__Your instructions__
Copy every line of the records below where the word "якщо" occurs.

━━━ Records for the exercise

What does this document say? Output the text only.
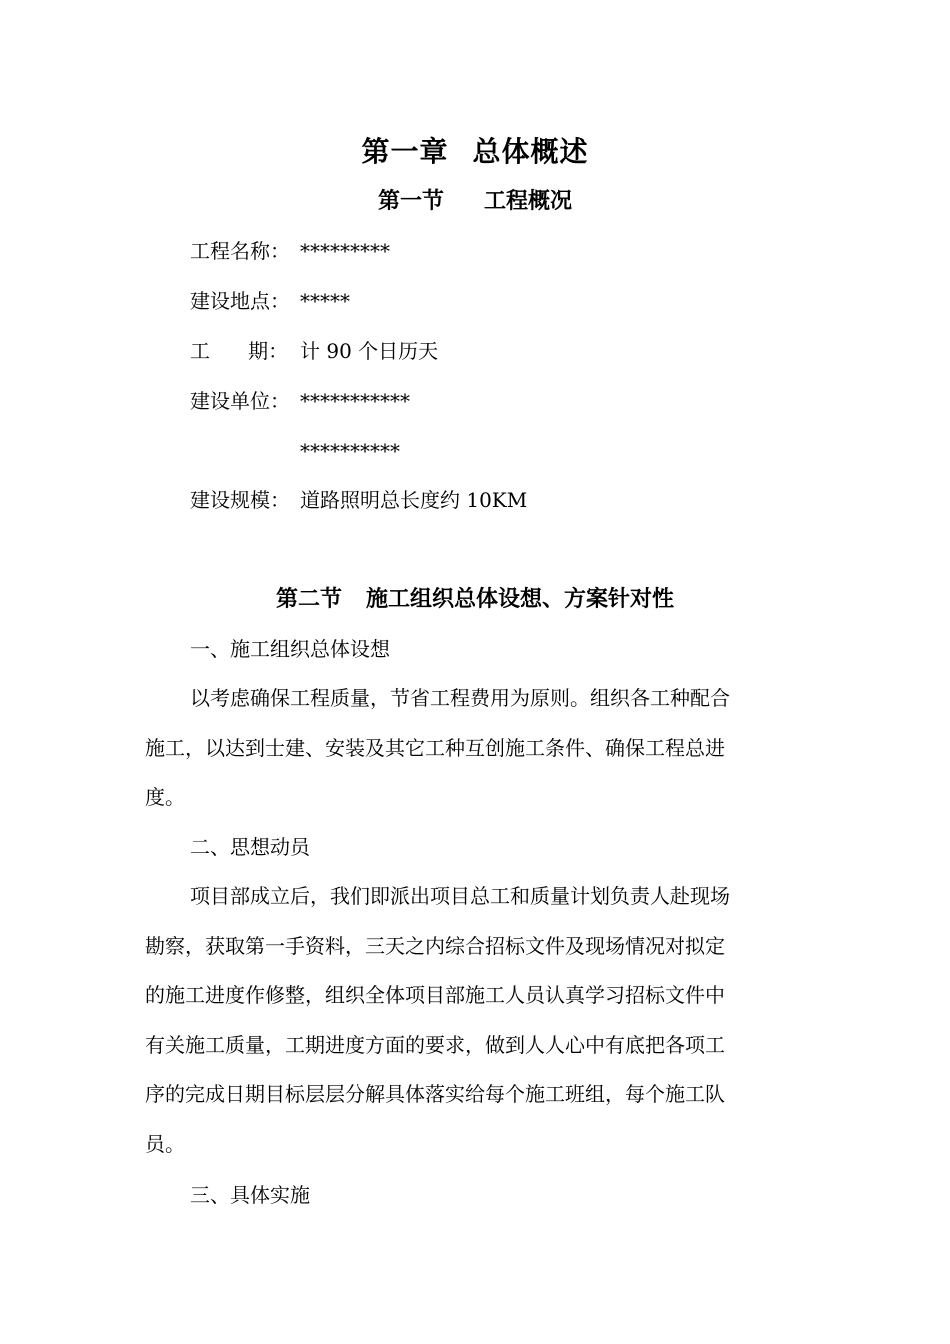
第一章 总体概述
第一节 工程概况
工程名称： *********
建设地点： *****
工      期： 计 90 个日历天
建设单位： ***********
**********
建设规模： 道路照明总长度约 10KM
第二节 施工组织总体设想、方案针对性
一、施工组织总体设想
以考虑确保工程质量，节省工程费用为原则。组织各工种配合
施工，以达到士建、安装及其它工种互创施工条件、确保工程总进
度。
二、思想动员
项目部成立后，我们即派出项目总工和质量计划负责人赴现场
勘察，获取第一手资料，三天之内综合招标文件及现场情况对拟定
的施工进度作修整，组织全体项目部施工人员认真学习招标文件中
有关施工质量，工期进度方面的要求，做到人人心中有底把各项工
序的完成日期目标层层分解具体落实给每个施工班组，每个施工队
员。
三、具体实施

━━━━━━
━━━ Records for the exercise

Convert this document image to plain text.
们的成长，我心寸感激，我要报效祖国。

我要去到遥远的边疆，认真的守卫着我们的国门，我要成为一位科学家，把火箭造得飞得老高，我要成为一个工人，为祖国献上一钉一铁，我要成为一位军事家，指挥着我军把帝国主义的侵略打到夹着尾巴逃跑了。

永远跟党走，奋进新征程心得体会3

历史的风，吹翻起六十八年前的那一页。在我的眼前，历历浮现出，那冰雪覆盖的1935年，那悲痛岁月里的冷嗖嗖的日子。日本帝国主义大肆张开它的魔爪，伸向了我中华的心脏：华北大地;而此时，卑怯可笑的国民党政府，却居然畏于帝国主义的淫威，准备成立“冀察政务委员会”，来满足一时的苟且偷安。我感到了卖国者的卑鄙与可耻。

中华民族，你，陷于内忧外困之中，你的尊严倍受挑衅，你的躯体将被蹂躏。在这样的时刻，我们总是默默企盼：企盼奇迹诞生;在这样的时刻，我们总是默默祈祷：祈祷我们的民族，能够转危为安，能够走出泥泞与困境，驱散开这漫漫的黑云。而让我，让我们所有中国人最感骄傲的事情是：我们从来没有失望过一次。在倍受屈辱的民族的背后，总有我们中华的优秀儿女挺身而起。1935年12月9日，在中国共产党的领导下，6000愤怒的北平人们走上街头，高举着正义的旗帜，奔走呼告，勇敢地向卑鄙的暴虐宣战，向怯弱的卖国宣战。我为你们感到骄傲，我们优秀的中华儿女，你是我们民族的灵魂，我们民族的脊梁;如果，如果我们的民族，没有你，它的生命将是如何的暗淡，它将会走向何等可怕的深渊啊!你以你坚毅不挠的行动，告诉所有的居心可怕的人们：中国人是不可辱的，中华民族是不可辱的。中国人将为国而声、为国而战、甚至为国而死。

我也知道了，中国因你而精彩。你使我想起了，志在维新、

━━━━━━
━━━ Records for the exercise

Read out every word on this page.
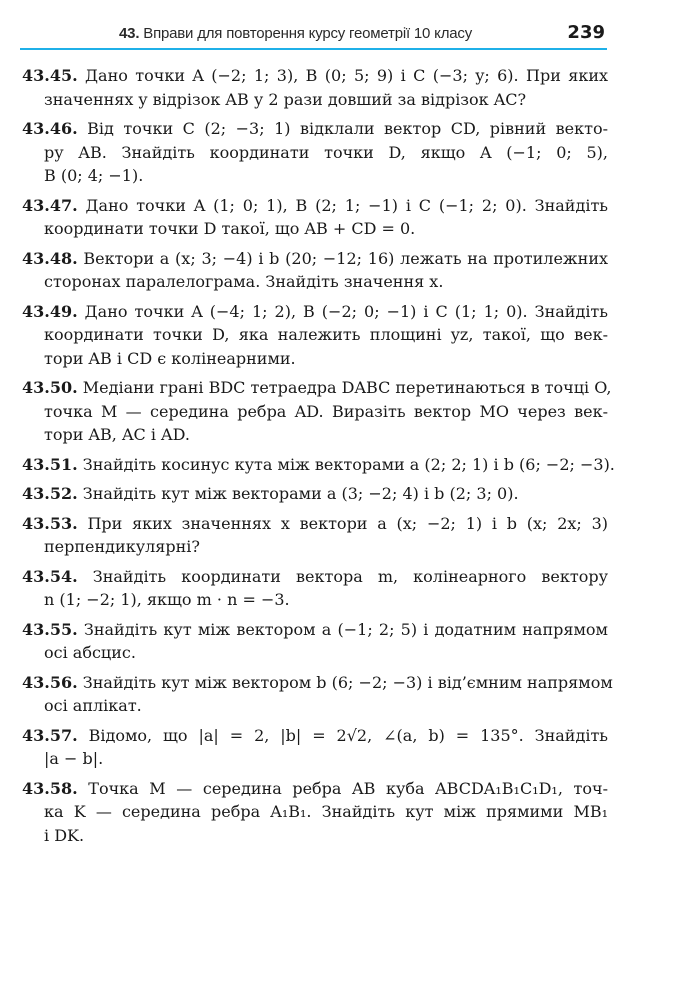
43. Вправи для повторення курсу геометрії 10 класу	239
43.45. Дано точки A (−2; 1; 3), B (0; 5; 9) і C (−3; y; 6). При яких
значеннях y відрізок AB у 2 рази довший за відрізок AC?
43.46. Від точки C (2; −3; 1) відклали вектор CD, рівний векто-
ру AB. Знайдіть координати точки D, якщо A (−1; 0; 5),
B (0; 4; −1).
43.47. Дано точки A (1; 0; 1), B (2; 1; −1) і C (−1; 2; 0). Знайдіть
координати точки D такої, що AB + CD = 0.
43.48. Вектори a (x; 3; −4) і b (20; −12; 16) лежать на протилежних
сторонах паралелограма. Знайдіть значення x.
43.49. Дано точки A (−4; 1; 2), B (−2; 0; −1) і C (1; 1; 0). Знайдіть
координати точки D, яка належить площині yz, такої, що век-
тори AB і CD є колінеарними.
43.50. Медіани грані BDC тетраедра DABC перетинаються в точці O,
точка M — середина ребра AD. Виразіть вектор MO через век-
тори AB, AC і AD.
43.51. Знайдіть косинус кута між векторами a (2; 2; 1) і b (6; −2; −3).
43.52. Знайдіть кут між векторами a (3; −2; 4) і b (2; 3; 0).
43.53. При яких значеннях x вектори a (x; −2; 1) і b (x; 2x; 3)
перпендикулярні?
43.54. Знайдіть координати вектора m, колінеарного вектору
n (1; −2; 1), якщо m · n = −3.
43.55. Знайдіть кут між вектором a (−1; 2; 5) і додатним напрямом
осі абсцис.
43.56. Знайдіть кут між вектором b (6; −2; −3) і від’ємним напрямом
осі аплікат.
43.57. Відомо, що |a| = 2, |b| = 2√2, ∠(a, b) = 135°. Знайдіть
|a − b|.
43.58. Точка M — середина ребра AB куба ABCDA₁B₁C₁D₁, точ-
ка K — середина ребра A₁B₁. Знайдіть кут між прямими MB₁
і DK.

━━━━━━

__Expected answer__
ру AB. Знайдіть координати точки D, якщо A (−1; 0; 5),
n (1; −2; 1), якщо m · n = −3.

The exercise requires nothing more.